WHAT IS ASKED: Exact reproduction of the data is required, with images excluded.

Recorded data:
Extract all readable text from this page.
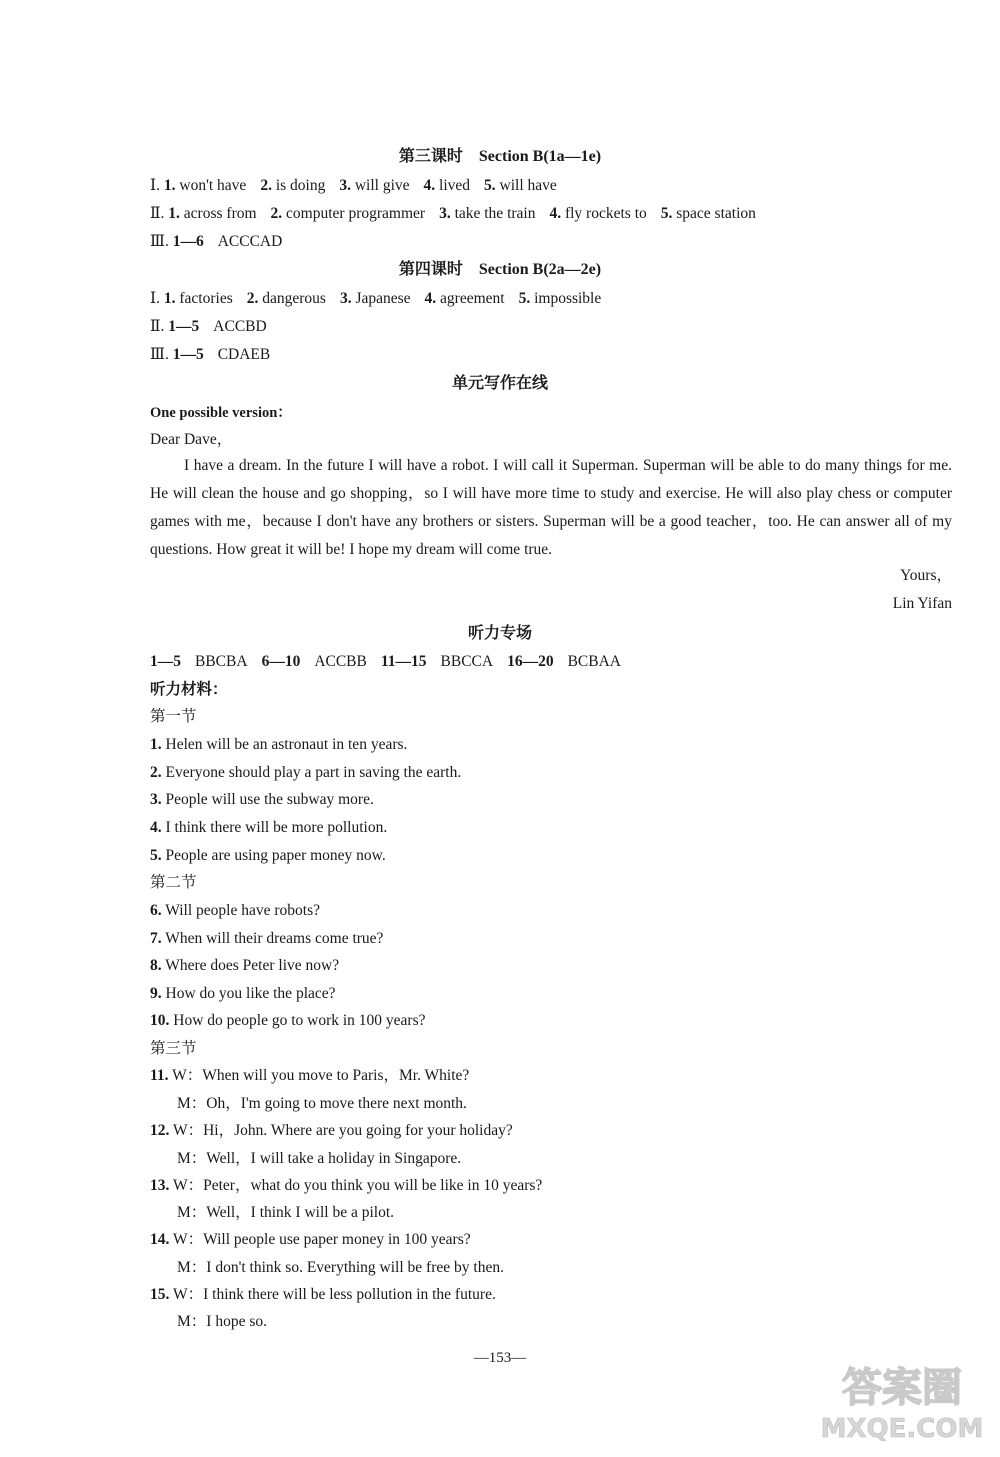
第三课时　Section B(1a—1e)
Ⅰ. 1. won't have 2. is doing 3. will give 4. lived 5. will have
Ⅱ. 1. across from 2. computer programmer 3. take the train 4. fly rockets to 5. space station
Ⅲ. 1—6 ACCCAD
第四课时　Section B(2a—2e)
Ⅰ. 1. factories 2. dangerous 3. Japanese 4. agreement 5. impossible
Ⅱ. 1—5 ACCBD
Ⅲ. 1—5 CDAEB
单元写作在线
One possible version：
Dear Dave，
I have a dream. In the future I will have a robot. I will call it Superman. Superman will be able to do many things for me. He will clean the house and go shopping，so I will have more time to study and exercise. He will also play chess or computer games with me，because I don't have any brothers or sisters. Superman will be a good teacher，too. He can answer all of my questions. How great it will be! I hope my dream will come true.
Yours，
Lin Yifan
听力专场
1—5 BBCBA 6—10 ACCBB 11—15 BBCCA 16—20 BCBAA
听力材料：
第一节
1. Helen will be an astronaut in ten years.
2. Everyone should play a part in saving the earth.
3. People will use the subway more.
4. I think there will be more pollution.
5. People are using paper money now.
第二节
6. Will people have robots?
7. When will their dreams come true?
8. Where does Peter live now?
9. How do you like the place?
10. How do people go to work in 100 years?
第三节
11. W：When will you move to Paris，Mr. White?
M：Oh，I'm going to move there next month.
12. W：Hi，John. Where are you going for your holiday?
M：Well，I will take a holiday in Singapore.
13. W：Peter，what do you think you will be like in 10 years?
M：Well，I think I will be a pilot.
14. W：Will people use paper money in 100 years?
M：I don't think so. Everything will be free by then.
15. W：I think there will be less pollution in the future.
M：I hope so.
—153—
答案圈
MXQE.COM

OUTPUT OF THE TASK:
Extract all readable text from this page.
第三课时　Section B(1a—1e)
Ⅰ. 1. won't have 2. is doing 3. will give 4. lived 5. will have
Ⅱ. 1. across from 2. computer programmer 3. take the train 4. fly rockets to 5. space station
Ⅲ. 1—6 ACCCAD
第四课时　Section B(2a—2e)
Ⅰ. 1. factories 2. dangerous 3. Japanese 4. agreement 5. impossible
Ⅱ. 1—5 ACCBD
Ⅲ. 1—5 CDAEB
单元写作在线
One possible version：
Dear Dave，
I have a dream. In the future I will have a robot. I will call it Superman. Superman will be able to do many things for me. He will clean the house and go shopping，so I will have more time to study and exercise. He will also play chess or computer games with me，because I don't have any brothers or sisters. Superman will be a good teacher，too. He can answer all of my questions. How great it will be! I hope my dream will come true.
Yours，
Lin Yifan
听力专场
1—5 BBCBA 6—10 ACCBB 11—15 BBCCA 16—20 BCBAA
听力材料：
第一节
1. Helen will be an astronaut in ten years.
2. Everyone should play a part in saving the earth.
3. People will use the subway more.
4. I think there will be more pollution.
5. People are using paper money now.
第二节
6. Will people have robots?
7. When will their dreams come true?
8. Where does Peter live now?
9. How do you like the place?
10. How do people go to work in 100 years?
第三节
11. W：When will you move to Paris，Mr. White?
M：Oh，I'm going to move there next month.
12. W：Hi，John. Where are you going for your holiday?
M：Well，I will take a holiday in Singapore.
13. W：Peter，what do you think you will be like in 10 years?
M：Well，I think I will be a pilot.
14. W：Will people use paper money in 100 years?
M：I don't think so. Everything will be free by then.
15. W：I think there will be less pollution in the future.
M：I hope so.
—153—
答案圈
MXQE.COM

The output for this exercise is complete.